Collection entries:

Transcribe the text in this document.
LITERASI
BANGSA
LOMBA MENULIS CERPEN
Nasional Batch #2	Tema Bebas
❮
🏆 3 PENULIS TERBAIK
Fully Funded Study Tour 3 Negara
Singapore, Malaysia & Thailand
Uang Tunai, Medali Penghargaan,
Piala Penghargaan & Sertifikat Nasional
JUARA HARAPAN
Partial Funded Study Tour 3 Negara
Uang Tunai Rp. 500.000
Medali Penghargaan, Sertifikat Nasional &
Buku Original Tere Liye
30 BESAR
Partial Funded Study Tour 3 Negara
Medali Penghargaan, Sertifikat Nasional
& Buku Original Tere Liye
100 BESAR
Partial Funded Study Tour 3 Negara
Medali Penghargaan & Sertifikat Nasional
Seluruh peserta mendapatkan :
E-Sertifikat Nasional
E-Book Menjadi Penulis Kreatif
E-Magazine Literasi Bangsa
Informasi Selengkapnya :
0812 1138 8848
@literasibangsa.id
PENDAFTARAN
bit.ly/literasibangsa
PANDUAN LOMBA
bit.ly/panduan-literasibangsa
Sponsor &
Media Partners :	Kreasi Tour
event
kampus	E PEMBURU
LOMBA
---
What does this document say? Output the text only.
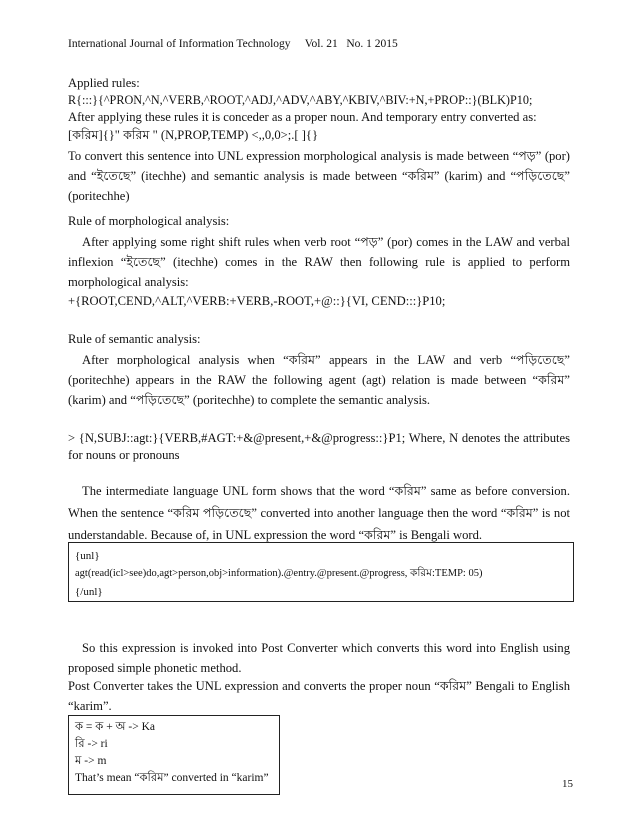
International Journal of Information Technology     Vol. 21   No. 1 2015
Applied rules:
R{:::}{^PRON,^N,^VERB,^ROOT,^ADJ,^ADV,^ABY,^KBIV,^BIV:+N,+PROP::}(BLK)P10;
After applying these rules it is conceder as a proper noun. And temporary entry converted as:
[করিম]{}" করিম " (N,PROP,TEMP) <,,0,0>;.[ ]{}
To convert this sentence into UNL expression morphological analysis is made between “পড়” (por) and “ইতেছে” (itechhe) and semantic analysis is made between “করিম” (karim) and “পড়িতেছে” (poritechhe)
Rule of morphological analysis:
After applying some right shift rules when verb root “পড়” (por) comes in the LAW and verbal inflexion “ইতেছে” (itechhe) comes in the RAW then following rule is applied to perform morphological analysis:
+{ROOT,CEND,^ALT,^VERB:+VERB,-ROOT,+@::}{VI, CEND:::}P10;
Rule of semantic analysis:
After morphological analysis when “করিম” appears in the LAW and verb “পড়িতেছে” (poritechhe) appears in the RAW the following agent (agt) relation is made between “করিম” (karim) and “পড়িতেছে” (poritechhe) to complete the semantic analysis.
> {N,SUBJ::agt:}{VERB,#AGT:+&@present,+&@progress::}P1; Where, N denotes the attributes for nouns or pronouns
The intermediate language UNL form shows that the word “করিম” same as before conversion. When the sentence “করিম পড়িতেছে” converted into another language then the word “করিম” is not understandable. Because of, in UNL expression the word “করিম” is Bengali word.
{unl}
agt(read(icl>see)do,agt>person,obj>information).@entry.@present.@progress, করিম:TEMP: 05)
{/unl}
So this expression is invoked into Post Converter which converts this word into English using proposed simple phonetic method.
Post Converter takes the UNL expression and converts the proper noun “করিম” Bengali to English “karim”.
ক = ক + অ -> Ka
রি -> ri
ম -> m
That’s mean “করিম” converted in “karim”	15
* * *
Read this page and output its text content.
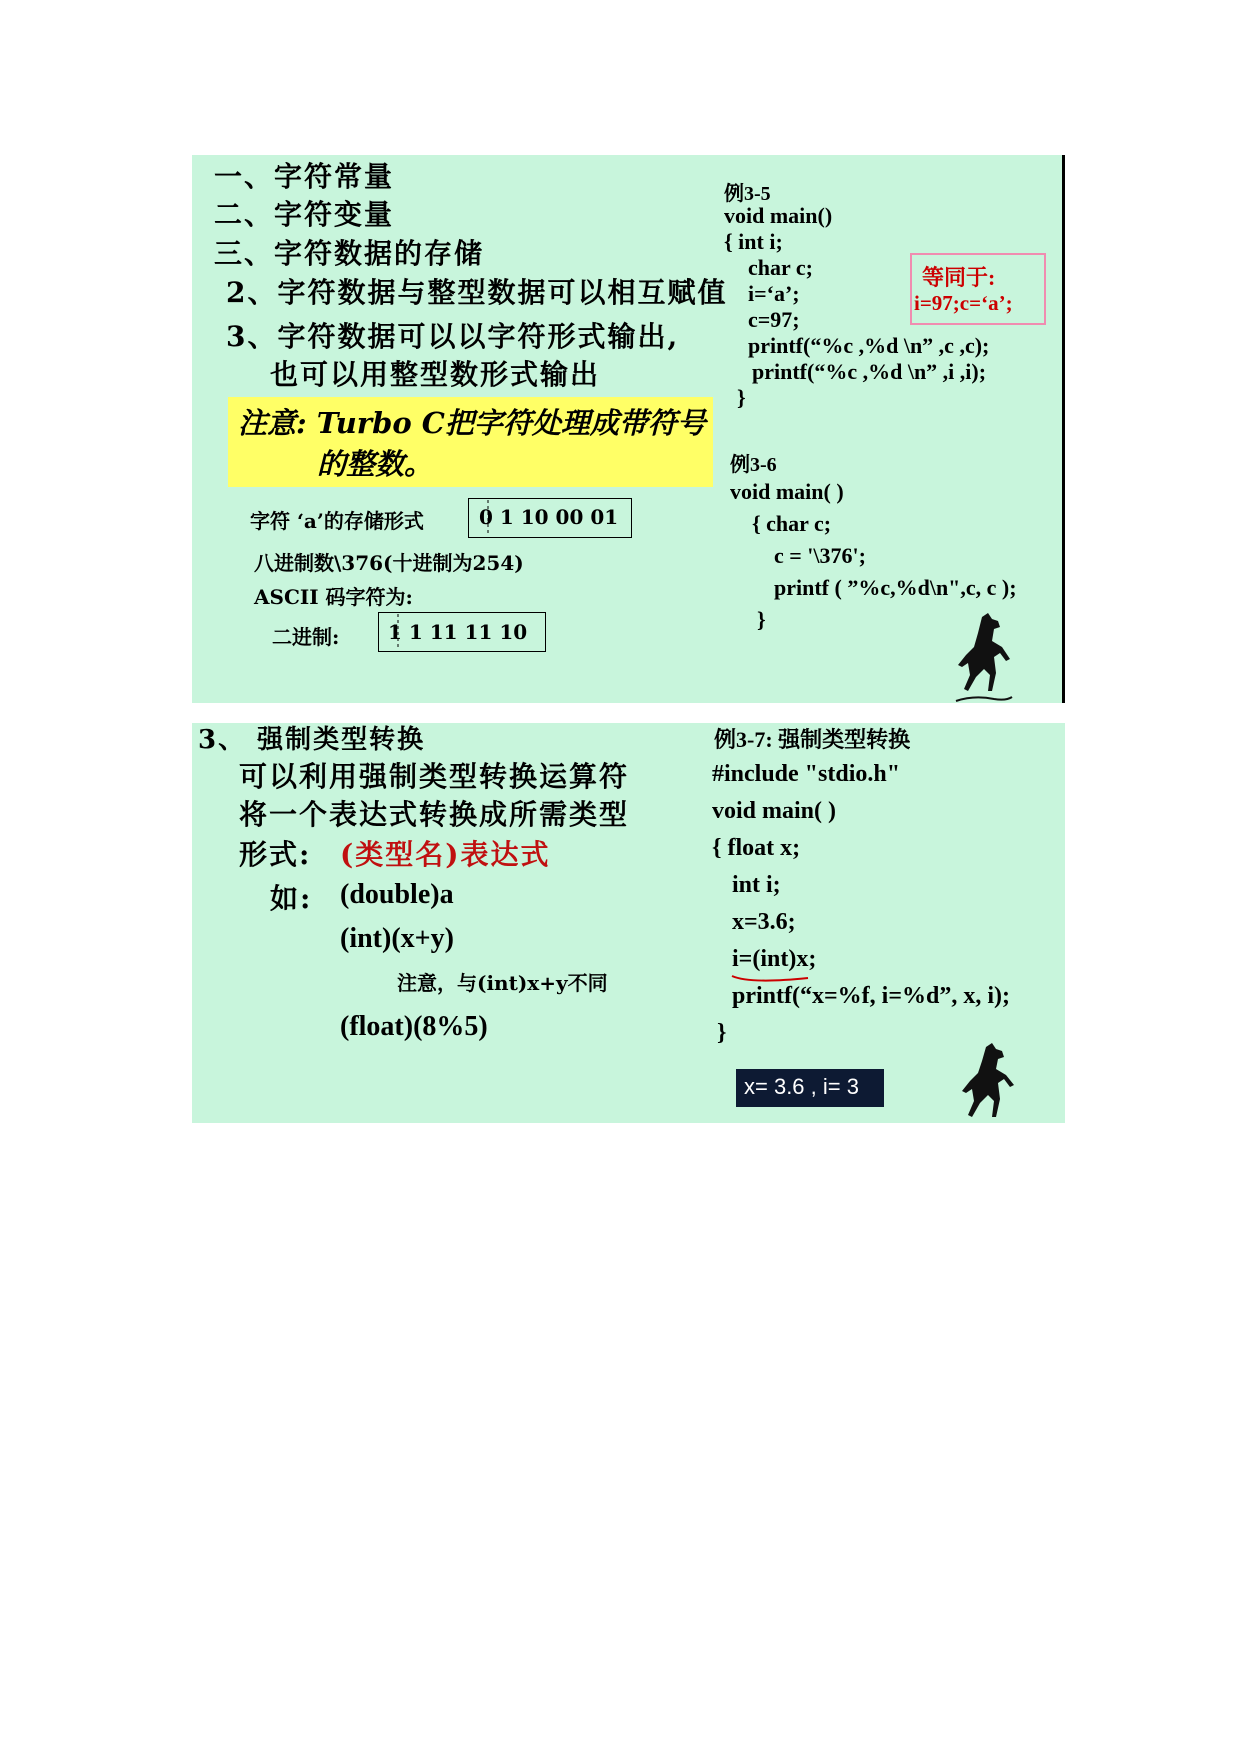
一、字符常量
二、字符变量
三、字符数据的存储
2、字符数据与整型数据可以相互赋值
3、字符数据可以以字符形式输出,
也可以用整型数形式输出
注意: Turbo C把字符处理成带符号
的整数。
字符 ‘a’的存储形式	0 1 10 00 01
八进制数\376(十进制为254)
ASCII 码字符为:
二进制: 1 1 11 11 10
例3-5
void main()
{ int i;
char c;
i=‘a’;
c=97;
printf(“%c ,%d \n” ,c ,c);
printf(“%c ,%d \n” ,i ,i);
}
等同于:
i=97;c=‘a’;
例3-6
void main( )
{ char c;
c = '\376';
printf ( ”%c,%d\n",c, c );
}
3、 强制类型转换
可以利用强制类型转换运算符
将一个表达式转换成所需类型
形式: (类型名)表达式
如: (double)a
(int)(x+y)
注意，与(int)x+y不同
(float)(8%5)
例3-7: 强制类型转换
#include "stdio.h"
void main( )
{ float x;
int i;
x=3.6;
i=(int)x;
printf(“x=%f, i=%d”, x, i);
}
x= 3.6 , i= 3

* Work instructions: Check each line above for "semantic" and return the ones that have it.

* Written solution:
To convert this sentence into UNL expression morphological analysis is made between “পড়” (por) and “ইতেছে” (itechhe) and semantic analysis is made between “করিম” (karim) and “পড়িতেছে” (poritechhe)
Rule of semantic analysis:
After morphological analysis when “করিম” appears in the LAW and verb “পড়িতেছে” (poritechhe) appears in the RAW the following agent (agt) relation is made between “করিম” (karim) and “পড়িতেছে” (poritechhe) to complete the semantic analysis.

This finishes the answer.